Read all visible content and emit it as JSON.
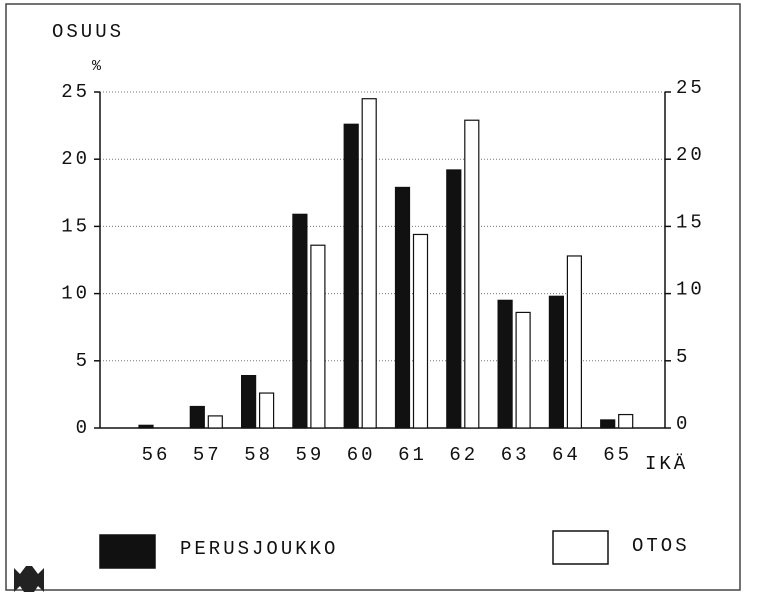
{
  "chart_data": {
    "type": "bar",
    "y_label": "OSUUS",
    "y_unit": "%",
    "x_label": "IKÄ",
    "categories": [
      "56",
      "57",
      "58",
      "59",
      "60",
      "61",
      "62",
      "63",
      "64",
      "65"
    ],
    "series": [
      {
        "name": "PERUSJOUKKO",
        "color": "#111111",
        "values": [
          0.2,
          1.6,
          3.9,
          15.9,
          22.6,
          17.9,
          19.2,
          9.5,
          9.8,
          0.6
        ]
      },
      {
        "name": "OTOS",
        "color": "#ffffff",
        "values": [
          0,
          0.9,
          2.6,
          13.6,
          24.5,
          14.4,
          22.9,
          8.6,
          12.8,
          1.0
        ]
      }
    ],
    "ylim": [
      0,
      25
    ],
    "yticks": [
      0,
      5,
      10,
      15,
      20,
      25
    ],
    "y2lim": [
      0,
      25
    ],
    "y2ticks": [
      0,
      5,
      10,
      15,
      20,
      25
    ],
    "grid": true
  }
}
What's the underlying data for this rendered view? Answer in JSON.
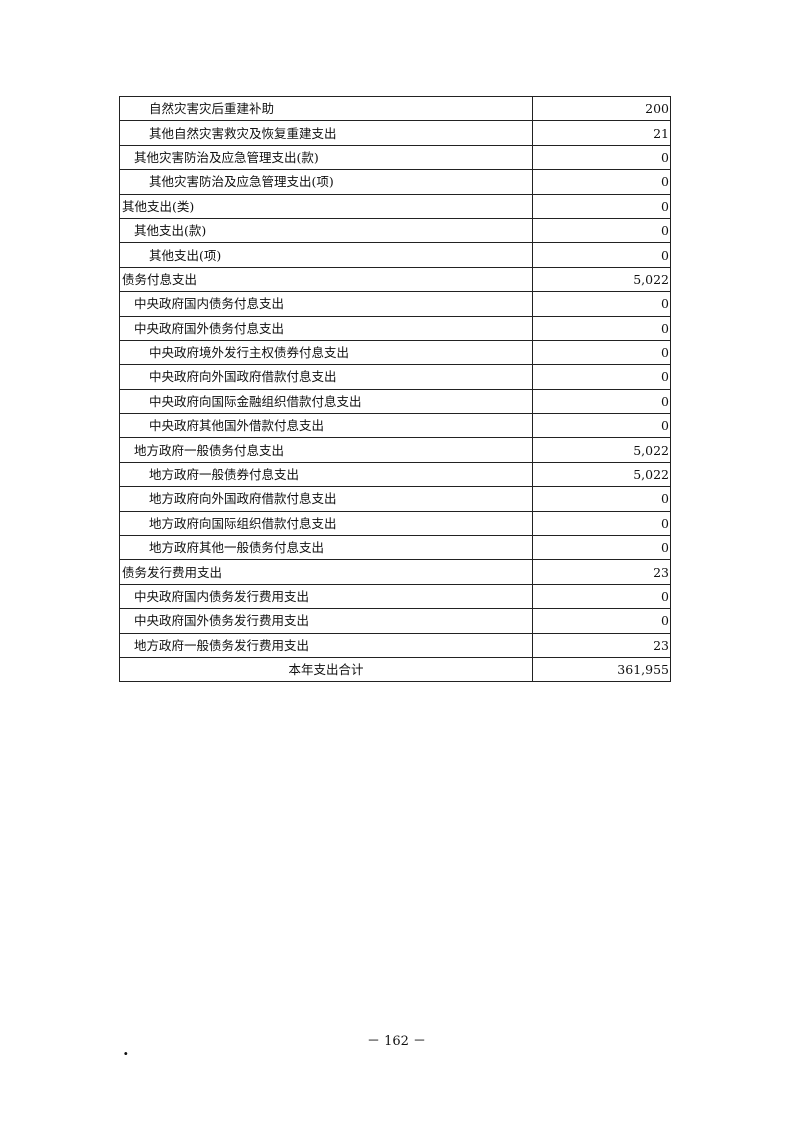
{
  "rows": [
    {
      "name": "自然灾害灾后重建补助",
      "value": "200",
      "level": 2
    },
    {
      "name": "其他自然灾害救灾及恢复重建支出",
      "value": "21",
      "level": 2
    },
    {
      "name": "其他灾害防治及应急管理支出(款)",
      "value": "0",
      "level": 1
    },
    {
      "name": "其他灾害防治及应急管理支出(项)",
      "value": "0",
      "level": 2
    },
    {
      "name": "其他支出(类)",
      "value": "0",
      "level": 0
    },
    {
      "name": "其他支出(款)",
      "value": "0",
      "level": 1
    },
    {
      "name": "其他支出(项)",
      "value": "0",
      "level": 2
    },
    {
      "name": "债务付息支出",
      "value": "5,022",
      "level": 0
    },
    {
      "name": "中央政府国内债务付息支出",
      "value": "0",
      "level": 1
    },
    {
      "name": "中央政府国外债务付息支出",
      "value": "0",
      "level": 1
    },
    {
      "name": "中央政府境外发行主权债券付息支出",
      "value": "0",
      "level": 2
    },
    {
      "name": "中央政府向外国政府借款付息支出",
      "value": "0",
      "level": 2
    },
    {
      "name": "中央政府向国际金融组织借款付息支出",
      "value": "0",
      "level": 2
    },
    {
      "name": "中央政府其他国外借款付息支出",
      "value": "0",
      "level": 2
    },
    {
      "name": "地方政府一般债务付息支出",
      "value": "5,022",
      "level": 1
    },
    {
      "name": "地方政府一般债券付息支出",
      "value": "5,022",
      "level": 2
    },
    {
      "name": "地方政府向外国政府借款付息支出",
      "value": "0",
      "level": 2
    },
    {
      "name": "地方政府向国际组织借款付息支出",
      "value": "0",
      "level": 2
    },
    {
      "name": "地方政府其他一般债务付息支出",
      "value": "0",
      "level": 2
    },
    {
      "name": "债务发行费用支出",
      "value": "23",
      "level": 0
    },
    {
      "name": "中央政府国内债务发行费用支出",
      "value": "0",
      "level": 1
    },
    {
      "name": "中央政府国外债务发行费用支出",
      "value": "0",
      "level": 1
    },
    {
      "name": "地方政府一般债务发行费用支出",
      "value": "23",
      "level": 1
    }
  ],
  "total": {
    "name": "本年支出合计",
    "value": "361,955"
  },
  "page_number": "－ 162 －",
  "footer_mark": "."
}
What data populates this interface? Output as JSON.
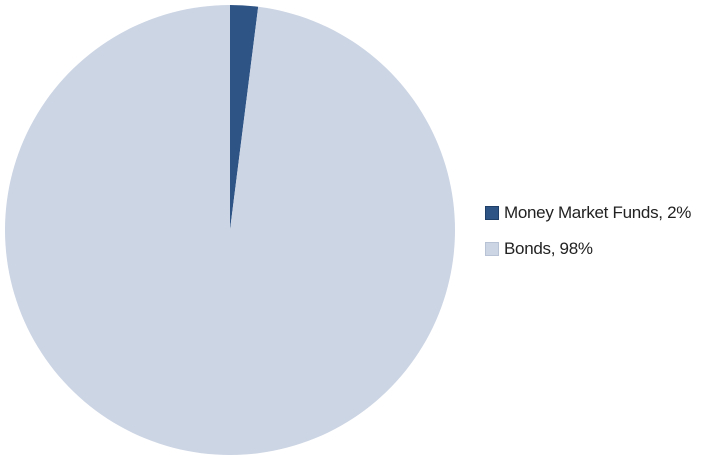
{
  "chart_data": {
    "type": "pie",
    "title": "",
    "slices": [
      {
        "label": "Money Market Funds, 2%",
        "value": 2,
        "color": "#2e5486"
      },
      {
        "label": "Bonds, 98%",
        "value": 98,
        "color": "#ccd5e4"
      }
    ],
    "start_angle": "top (12 o'clock)",
    "direction": "clockwise",
    "legend_position": "right"
  }
}
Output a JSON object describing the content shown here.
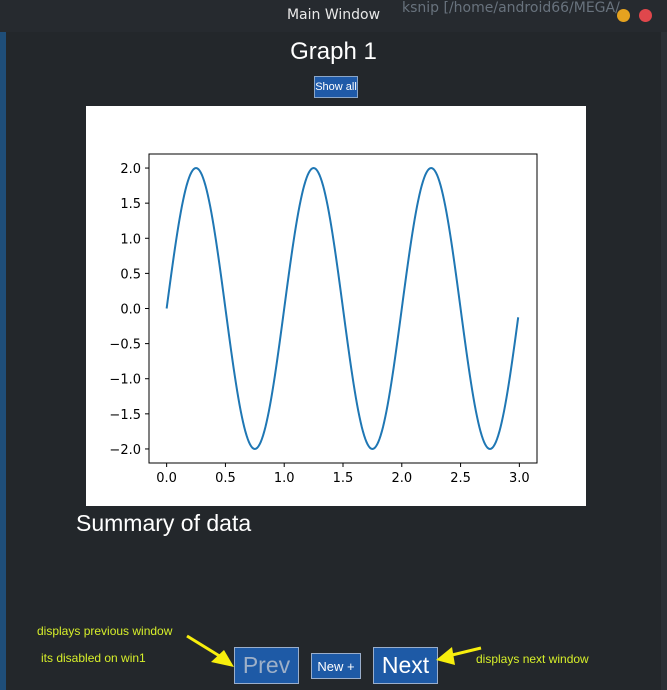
{
  "window": {
    "title": "Main Window",
    "background_title": "ksnip [/home/android66/MEGA/"
  },
  "main": {
    "graph_title": "Graph 1",
    "show_all_label": "Show all",
    "summary_label": "Summary of data",
    "prev_label": "Prev",
    "new_label": "New +",
    "next_label": "Next"
  },
  "annotations": {
    "prev_note_line1": "displays previous window",
    "prev_note_line2": "its disabled on win1",
    "next_note": "displays next window",
    "color": "#d7ef2a"
  },
  "colors": {
    "accent": "#1e5aa6",
    "line": "#1f77b4",
    "close": "#e0474c",
    "minimize": "#e5a21f"
  },
  "chart_data": {
    "type": "line",
    "series": [
      {
        "function": "2*sin(2*pi*x)",
        "x_start": 0.0,
        "x_end": 2.99,
        "x_step": 0.01
      }
    ],
    "xlim": [
      -0.15,
      3.15
    ],
    "ylim": [
      -2.2,
      2.2
    ],
    "xticks": [
      0.0,
      0.5,
      1.0,
      1.5,
      2.0,
      2.5,
      3.0
    ],
    "xtick_labels": [
      "0.0",
      "0.5",
      "1.0",
      "1.5",
      "2.0",
      "2.5",
      "3.0"
    ],
    "yticks": [
      2.0,
      1.5,
      1.0,
      0.5,
      0.0,
      -0.5,
      -1.0,
      -1.5,
      -2.0
    ],
    "ytick_labels": [
      "2.0",
      "1.5",
      "1.0",
      "0.5",
      "0.0",
      "−0.5",
      "−1.0",
      "−1.5",
      "−2.0"
    ],
    "title": "",
    "xlabel": "",
    "ylabel": "",
    "grid": false
  }
}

....

▸ WHAT TO WORK ON
Each record above is to be restated exactly, with its pictures removed from the copy.

▸ SOLUTION BELOW
Read all visible content and emit it as JSON.
{
  "chart_data": {
    "type": "bar",
    "y_label": "OSUUS",
    "y_unit": "%",
    "x_label": "IKÄ",
    "categories": [
      "56",
      "57",
      "58",
      "59",
      "60",
      "61",
      "62",
      "63",
      "64",
      "65"
    ],
    "series": [
      {
        "name": "PERUSJOUKKO",
        "color": "#111111",
        "values": [
          0.2,
          1.6,
          3.9,
          15.9,
          22.6,
          17.9,
          19.2,
          9.5,
          9.8,
          0.6
        ]
      },
      {
        "name": "OTOS",
        "color": "#ffffff",
        "values": [
          0,
          0.9,
          2.6,
          13.6,
          24.5,
          14.4,
          22.9,
          8.6,
          12.8,
          1.0
        ]
      }
    ],
    "ylim": [
      0,
      25
    ],
    "yticks": [
      0,
      5,
      10,
      15,
      20,
      25
    ],
    "y2lim": [
      0,
      25
    ],
    "y2ticks": [
      0,
      5,
      10,
      15,
      20,
      25
    ],
    "grid": true
  }
}
What's the underlying data for this rendered view? Answer in JSON.
{
  "rows": [
    {
      "name": "自然灾害灾后重建补助",
      "value": "200",
      "level": 2
    },
    {
      "name": "其他自然灾害救灾及恢复重建支出",
      "value": "21",
      "level": 2
    },
    {
      "name": "其他灾害防治及应急管理支出(款)",
      "value": "0",
      "level": 1
    },
    {
      "name": "其他灾害防治及应急管理支出(项)",
      "value": "0",
      "level": 2
    },
    {
      "name": "其他支出(类)",
      "value": "0",
      "level": 0
    },
    {
      "name": "其他支出(款)",
      "value": "0",
      "level": 1
    },
    {
      "name": "其他支出(项)",
      "value": "0",
      "level": 2
    },
    {
      "name": "债务付息支出",
      "value": "5,022",
      "level": 0
    },
    {
      "name": "中央政府国内债务付息支出",
      "value": "0",
      "level": 1
    },
    {
      "name": "中央政府国外债务付息支出",
      "value": "0",
      "level": 1
    },
    {
      "name": "中央政府境外发行主权债券付息支出",
      "value": "0",
      "level": 2
    },
    {
      "name": "中央政府向外国政府借款付息支出",
      "value": "0",
      "level": 2
    },
    {
      "name": "中央政府向国际金融组织借款付息支出",
      "value": "0",
      "level": 2
    },
    {
      "name": "中央政府其他国外借款付息支出",
      "value": "0",
      "level": 2
    },
    {
      "name": "地方政府一般债务付息支出",
      "value": "5,022",
      "level": 1
    },
    {
      "name": "地方政府一般债券付息支出",
      "value": "5,022",
      "level": 2
    },
    {
      "name": "地方政府向外国政府借款付息支出",
      "value": "0",
      "level": 2
    },
    {
      "name": "地方政府向国际组织借款付息支出",
      "value": "0",
      "level": 2
    },
    {
      "name": "地方政府其他一般债务付息支出",
      "value": "0",
      "level": 2
    },
    {
      "name": "债务发行费用支出",
      "value": "23",
      "level": 0
    },
    {
      "name": "中央政府国内债务发行费用支出",
      "value": "0",
      "level": 1
    },
    {
      "name": "中央政府国外债务发行费用支出",
      "value": "0",
      "level": 1
    },
    {
      "name": "地方政府一般债务发行费用支出",
      "value": "23",
      "level": 1
    }
  ],
  "total": {
    "name": "本年支出合计",
    "value": "361,955"
  },
  "page_number": "－ 162 －",
  "footer_mark": "."
}
What data populates this interface? Output as JSON.
{
  "chart_data": {
    "type": "pie",
    "title": "",
    "slices": [
      {
        "label": "Money Market Funds, 2%",
        "value": 2,
        "color": "#2e5486"
      },
      {
        "label": "Bonds, 98%",
        "value": 98,
        "color": "#ccd5e4"
      }
    ],
    "start_angle": "top (12 o'clock)",
    "direction": "clockwise",
    "legend_position": "right"
  }
}
Output a JSON object describing the content shown here.
{
  "window": {
    "title": "Main Window",
    "background_title": "ksnip [/home/android66/MEGA/"
  },
  "main": {
    "graph_title": "Graph 1",
    "show_all_label": "Show all",
    "summary_label": "Summary of data",
    "prev_label": "Prev",
    "new_label": "New +",
    "next_label": "Next"
  },
  "annotations": {
    "prev_note_line1": "displays previous window",
    "prev_note_line2": "its disabled on win1",
    "next_note": "displays next window",
    "color": "#d7ef2a"
  },
  "colors": {
    "accent": "#1e5aa6",
    "line": "#1f77b4",
    "close": "#e0474c",
    "minimize": "#e5a21f"
  },
  "chart_data": {
    "type": "line",
    "series": [
      {
        "function": "2*sin(2*pi*x)",
        "x_start": 0.0,
        "x_end": 2.99,
        "x_step": 0.01
      }
    ],
    "xlim": [
      -0.15,
      3.15
    ],
    "ylim": [
      -2.2,
      2.2
    ],
    "xticks": [
      0.0,
      0.5,
      1.0,
      1.5,
      2.0,
      2.5,
      3.0
    ],
    "xtick_labels": [
      "0.0",
      "0.5",
      "1.0",
      "1.5",
      "2.0",
      "2.5",
      "3.0"
    ],
    "yticks": [
      2.0,
      1.5,
      1.0,
      0.5,
      0.0,
      -0.5,
      -1.0,
      -1.5,
      -2.0
    ],
    "ytick_labels": [
      "2.0",
      "1.5",
      "1.0",
      "0.5",
      "0.0",
      "−0.5",
      "−1.0",
      "−1.5",
      "−2.0"
    ],
    "title": "",
    "xlabel": "",
    "ylabel": "",
    "grid": false
  }
}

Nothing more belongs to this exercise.